== Task requirements ==
Scan the data below for the string "name". Copy every line where it appears.
— begin Records for the exercise —
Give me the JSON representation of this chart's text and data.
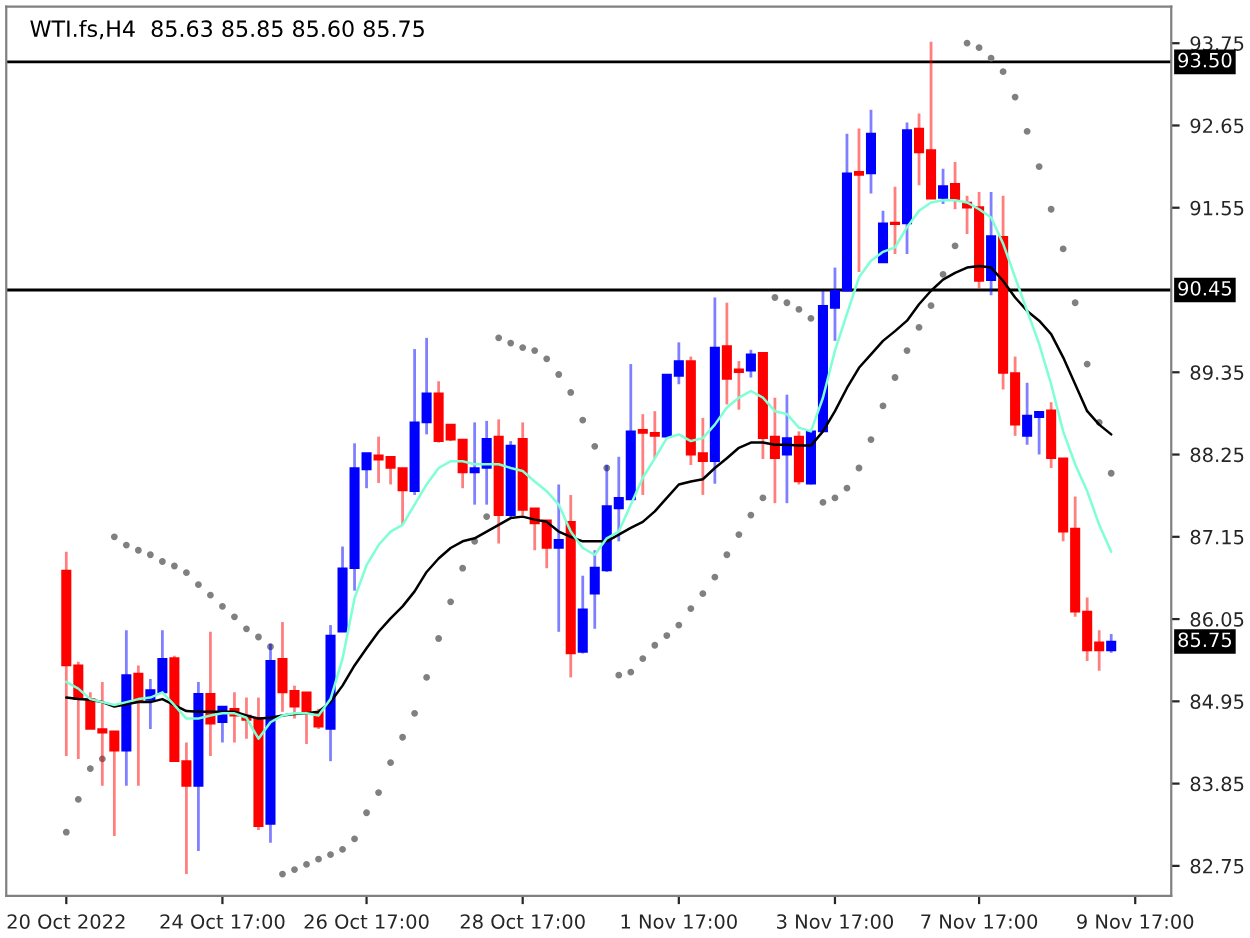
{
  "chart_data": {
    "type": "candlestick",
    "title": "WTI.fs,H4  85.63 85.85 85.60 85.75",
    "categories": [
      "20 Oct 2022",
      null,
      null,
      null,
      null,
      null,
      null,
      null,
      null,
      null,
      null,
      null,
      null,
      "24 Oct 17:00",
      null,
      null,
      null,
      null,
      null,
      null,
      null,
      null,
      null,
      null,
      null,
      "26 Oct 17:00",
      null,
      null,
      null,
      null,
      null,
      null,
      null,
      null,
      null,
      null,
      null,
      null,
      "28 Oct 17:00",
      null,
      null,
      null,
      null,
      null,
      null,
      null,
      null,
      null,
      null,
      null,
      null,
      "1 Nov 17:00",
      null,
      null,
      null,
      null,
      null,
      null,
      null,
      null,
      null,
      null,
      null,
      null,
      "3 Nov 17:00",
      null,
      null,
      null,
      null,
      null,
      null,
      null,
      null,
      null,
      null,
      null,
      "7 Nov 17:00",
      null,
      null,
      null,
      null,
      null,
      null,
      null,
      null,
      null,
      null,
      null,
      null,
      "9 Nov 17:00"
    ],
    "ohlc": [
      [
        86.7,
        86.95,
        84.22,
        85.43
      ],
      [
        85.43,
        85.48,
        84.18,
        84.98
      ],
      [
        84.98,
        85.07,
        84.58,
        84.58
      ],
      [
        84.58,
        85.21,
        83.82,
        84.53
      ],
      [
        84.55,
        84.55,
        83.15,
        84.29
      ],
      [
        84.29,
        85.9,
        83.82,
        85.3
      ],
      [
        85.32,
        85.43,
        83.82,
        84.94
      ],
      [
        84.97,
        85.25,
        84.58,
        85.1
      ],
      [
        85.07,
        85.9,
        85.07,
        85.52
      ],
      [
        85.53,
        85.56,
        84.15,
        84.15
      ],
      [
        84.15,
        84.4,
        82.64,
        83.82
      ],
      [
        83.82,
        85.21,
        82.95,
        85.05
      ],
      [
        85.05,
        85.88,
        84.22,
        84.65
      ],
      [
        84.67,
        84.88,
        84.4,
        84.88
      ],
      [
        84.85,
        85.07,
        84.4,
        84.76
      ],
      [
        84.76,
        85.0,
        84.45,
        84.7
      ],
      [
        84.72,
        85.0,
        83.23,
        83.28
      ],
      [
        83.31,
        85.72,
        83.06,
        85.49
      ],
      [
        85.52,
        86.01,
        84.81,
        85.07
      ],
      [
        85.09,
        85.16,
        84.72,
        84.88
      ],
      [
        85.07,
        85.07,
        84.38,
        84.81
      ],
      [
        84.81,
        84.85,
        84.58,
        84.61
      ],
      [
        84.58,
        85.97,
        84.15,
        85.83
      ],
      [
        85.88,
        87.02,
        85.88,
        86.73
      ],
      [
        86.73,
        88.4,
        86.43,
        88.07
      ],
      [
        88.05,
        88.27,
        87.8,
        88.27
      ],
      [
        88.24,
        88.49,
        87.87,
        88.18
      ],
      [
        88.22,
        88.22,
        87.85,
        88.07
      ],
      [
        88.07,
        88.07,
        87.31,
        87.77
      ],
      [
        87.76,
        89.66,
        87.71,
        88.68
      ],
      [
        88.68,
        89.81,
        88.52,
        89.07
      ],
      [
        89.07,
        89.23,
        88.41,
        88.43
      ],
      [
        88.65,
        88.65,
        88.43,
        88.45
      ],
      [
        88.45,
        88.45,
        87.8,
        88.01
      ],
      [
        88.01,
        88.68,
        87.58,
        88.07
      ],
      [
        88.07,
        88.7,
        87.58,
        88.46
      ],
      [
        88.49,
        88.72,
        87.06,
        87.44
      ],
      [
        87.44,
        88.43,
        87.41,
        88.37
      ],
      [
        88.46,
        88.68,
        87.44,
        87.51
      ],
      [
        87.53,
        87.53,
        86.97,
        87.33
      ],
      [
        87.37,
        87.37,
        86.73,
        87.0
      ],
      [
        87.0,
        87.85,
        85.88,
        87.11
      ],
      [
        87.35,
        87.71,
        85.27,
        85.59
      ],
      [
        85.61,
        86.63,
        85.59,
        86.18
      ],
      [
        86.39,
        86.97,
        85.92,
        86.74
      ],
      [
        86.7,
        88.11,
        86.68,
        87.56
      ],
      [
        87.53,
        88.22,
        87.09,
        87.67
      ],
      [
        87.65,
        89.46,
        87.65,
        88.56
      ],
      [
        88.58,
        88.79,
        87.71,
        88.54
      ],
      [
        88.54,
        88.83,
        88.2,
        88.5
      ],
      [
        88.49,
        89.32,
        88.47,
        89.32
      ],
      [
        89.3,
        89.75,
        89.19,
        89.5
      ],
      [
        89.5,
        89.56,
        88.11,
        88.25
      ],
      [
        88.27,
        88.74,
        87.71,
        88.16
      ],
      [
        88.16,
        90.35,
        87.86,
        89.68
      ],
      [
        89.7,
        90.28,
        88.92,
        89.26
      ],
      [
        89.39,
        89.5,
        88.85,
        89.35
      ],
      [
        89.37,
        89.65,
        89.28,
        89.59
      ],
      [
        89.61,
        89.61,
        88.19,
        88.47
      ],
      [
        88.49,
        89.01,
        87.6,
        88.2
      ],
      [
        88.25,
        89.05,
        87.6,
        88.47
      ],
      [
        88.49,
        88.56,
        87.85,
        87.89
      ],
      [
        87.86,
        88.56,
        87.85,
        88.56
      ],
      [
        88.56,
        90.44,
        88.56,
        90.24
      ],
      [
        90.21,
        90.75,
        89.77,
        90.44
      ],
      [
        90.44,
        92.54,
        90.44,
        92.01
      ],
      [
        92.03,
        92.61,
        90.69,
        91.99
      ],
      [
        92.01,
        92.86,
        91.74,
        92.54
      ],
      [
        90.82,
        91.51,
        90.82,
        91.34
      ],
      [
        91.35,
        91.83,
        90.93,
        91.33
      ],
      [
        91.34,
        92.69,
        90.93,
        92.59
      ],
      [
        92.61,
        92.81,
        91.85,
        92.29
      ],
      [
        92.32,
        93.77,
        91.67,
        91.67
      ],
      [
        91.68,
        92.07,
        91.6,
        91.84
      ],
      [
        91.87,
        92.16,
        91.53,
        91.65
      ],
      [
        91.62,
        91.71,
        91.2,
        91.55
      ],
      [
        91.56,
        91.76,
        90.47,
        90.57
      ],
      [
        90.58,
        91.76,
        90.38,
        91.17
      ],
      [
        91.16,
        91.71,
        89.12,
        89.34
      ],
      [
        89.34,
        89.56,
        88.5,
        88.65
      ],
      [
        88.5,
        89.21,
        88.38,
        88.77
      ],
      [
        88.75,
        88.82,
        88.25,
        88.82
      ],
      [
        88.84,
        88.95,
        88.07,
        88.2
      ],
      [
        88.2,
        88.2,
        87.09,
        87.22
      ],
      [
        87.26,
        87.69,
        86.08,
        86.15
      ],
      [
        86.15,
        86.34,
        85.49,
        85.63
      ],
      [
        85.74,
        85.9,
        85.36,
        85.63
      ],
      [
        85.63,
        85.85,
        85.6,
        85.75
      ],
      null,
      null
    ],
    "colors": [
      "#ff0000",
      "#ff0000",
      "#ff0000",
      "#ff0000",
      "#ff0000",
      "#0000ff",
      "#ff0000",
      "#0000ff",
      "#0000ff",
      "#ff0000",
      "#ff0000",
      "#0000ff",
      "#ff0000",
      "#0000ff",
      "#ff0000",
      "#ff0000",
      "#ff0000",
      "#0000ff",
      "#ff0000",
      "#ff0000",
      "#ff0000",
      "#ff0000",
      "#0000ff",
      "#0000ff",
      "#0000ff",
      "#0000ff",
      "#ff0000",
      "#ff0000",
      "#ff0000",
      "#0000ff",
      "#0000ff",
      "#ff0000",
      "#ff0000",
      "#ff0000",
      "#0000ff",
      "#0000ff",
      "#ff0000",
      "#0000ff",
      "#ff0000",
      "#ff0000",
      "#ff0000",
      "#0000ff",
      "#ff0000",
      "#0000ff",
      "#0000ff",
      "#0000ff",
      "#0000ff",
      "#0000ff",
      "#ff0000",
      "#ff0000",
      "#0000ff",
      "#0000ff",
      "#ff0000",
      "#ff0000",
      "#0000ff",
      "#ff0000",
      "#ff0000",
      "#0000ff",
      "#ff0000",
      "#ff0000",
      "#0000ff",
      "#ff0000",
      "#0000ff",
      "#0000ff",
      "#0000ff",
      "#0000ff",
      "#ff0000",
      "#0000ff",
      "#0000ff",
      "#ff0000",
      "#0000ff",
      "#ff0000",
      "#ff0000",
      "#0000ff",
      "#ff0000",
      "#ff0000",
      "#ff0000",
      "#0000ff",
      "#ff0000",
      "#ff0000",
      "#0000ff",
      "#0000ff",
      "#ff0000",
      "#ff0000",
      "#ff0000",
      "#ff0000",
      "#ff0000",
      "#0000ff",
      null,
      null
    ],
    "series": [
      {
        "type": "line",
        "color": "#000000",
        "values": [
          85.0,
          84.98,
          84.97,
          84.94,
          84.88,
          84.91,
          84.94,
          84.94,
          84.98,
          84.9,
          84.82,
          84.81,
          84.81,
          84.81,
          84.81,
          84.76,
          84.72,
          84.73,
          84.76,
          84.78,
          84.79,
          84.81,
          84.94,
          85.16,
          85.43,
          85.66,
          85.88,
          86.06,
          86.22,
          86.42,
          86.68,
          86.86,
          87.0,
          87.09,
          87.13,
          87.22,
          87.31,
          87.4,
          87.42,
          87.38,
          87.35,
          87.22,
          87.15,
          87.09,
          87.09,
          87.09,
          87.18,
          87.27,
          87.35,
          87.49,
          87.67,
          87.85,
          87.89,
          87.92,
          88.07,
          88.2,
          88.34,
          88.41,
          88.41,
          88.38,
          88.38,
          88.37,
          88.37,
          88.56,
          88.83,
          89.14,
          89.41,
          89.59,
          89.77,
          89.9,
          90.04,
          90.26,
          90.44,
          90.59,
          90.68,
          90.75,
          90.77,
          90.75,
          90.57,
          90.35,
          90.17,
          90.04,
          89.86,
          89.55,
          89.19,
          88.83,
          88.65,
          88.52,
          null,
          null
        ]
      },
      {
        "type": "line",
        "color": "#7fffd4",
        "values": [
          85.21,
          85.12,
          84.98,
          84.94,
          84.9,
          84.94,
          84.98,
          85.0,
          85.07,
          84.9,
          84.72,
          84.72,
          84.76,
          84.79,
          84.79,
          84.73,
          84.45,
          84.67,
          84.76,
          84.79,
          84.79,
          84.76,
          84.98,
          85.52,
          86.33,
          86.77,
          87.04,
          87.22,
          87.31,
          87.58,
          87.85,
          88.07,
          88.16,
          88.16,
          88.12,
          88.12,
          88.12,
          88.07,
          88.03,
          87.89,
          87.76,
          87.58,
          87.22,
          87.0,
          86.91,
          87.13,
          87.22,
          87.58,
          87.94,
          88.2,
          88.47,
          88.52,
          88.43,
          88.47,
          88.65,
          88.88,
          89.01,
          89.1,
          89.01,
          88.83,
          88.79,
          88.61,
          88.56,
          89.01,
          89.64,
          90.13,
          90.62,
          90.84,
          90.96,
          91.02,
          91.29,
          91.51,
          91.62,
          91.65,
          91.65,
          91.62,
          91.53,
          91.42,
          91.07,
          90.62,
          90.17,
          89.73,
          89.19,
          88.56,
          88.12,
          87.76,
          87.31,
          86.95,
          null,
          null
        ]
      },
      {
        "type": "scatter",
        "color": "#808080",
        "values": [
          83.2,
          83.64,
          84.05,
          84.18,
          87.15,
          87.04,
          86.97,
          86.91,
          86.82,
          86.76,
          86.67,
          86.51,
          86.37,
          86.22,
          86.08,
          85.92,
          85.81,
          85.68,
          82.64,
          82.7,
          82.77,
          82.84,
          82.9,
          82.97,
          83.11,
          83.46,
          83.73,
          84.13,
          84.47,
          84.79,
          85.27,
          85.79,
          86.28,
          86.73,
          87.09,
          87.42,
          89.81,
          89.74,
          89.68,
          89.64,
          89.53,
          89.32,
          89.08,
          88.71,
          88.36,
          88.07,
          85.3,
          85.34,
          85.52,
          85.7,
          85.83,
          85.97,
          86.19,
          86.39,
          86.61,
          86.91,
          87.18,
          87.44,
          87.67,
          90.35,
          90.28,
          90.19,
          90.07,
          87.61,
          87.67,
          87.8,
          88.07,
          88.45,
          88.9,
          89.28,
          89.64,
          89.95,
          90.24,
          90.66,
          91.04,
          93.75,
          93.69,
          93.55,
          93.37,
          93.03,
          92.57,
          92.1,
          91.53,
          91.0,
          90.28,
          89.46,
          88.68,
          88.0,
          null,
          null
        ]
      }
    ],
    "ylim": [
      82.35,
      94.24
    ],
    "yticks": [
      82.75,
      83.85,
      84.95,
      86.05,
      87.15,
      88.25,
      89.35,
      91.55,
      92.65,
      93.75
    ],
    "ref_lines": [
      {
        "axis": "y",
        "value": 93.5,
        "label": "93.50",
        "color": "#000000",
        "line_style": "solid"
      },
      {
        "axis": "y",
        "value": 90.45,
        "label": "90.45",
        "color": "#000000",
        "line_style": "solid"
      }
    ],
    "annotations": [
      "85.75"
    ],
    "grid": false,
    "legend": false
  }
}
— end Records for the exercise —
— begin Records for the exercise —
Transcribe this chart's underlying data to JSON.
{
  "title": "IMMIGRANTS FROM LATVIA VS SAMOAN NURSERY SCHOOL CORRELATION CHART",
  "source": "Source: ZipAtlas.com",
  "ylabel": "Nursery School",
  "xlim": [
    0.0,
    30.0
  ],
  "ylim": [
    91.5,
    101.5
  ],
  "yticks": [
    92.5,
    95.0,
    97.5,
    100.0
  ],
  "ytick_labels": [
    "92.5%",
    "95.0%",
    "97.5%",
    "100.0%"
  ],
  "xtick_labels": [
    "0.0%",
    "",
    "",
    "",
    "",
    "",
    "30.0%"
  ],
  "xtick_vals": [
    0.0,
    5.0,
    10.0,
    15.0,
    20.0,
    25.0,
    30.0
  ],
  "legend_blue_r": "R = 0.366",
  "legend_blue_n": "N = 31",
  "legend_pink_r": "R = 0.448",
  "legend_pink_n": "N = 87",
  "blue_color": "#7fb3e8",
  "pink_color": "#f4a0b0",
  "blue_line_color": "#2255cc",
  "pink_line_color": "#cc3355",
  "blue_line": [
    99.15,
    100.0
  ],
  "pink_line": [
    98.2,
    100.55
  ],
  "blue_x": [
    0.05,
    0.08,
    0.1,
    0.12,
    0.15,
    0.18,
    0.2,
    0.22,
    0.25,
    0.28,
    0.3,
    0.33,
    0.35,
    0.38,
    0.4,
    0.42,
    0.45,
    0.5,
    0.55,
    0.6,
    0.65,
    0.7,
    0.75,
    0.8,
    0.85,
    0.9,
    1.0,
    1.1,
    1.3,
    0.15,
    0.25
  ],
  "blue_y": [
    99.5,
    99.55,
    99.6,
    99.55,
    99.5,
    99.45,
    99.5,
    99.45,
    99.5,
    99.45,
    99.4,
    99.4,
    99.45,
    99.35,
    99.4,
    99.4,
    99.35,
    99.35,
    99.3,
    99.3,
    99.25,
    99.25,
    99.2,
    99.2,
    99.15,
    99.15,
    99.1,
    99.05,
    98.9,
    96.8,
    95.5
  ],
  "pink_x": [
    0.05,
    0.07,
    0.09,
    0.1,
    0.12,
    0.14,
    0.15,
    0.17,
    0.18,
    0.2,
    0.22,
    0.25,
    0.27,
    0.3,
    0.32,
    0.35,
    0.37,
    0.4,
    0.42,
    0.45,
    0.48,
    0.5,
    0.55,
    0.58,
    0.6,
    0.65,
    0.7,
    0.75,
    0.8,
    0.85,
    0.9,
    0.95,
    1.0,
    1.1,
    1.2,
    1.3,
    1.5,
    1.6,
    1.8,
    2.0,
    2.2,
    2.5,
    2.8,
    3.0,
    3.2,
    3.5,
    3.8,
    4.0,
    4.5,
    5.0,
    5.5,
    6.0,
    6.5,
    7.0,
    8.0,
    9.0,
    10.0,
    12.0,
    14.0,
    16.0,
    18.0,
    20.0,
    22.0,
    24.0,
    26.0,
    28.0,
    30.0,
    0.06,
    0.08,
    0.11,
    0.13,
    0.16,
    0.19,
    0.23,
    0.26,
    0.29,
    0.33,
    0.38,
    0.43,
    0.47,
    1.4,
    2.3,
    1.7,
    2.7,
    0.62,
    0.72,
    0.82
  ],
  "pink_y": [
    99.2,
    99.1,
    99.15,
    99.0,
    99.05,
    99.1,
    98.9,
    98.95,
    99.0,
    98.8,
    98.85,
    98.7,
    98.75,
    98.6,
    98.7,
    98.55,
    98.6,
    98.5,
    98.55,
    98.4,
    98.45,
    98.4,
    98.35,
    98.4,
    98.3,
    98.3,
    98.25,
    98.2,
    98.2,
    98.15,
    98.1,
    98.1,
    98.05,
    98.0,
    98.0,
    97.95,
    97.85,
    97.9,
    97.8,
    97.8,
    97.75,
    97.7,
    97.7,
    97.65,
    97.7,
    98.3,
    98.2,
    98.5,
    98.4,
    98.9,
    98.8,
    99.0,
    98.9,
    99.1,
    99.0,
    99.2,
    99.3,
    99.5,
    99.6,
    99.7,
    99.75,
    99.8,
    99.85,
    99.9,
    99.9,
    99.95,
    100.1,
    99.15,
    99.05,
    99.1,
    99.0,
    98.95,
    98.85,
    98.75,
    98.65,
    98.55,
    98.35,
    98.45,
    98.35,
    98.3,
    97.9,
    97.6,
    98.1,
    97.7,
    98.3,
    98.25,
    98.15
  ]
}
— end Records for the exercise —
— begin Records for the exercise —
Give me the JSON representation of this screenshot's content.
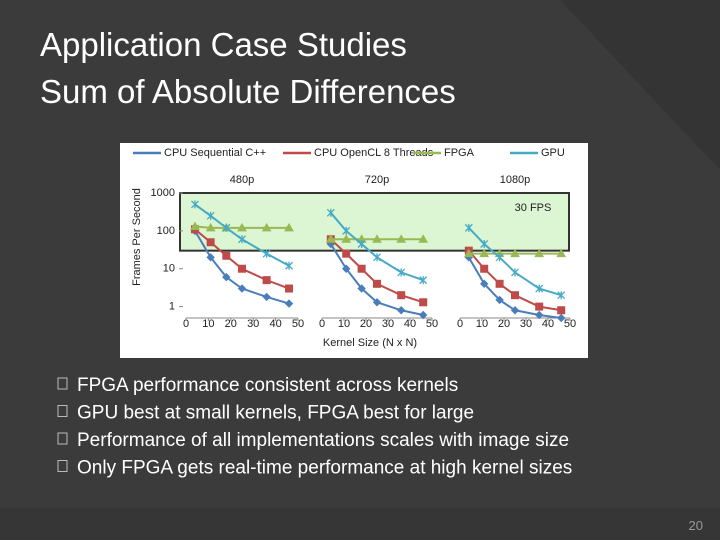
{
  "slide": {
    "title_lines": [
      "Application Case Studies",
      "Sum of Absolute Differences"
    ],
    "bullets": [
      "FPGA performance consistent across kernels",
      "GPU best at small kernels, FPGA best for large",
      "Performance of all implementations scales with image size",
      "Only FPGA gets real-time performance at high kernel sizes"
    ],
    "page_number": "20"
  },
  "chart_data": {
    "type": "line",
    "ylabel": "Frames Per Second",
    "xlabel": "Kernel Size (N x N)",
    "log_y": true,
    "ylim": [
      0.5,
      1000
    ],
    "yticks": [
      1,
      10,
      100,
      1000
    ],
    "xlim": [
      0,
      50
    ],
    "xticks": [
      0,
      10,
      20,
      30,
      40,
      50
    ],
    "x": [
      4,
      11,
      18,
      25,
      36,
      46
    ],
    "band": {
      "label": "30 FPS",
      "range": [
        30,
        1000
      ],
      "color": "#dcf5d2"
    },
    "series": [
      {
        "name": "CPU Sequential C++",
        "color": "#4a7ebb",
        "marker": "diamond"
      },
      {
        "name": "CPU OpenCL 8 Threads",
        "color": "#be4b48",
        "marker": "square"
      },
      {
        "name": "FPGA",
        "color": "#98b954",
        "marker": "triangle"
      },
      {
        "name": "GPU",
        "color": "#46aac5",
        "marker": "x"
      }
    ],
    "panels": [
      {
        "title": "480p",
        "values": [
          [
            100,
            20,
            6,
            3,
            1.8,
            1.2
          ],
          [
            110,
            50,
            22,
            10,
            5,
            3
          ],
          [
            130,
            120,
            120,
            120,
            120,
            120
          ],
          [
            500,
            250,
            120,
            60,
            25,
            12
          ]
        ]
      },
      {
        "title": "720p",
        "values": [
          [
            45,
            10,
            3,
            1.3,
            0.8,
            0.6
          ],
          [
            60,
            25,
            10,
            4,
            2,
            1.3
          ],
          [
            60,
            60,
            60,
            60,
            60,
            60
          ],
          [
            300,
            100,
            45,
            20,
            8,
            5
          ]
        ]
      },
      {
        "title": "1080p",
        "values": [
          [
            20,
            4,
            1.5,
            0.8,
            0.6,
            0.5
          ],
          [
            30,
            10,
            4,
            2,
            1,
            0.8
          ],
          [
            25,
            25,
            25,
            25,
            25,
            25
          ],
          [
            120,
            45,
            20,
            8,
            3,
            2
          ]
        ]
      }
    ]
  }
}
— end Records for the exercise —
== Task solution ==
        "name": "CPU Sequential C++",
        "name": "CPU OpenCL 8 Threads",
        "name": "FPGA",
        "name": "GPU",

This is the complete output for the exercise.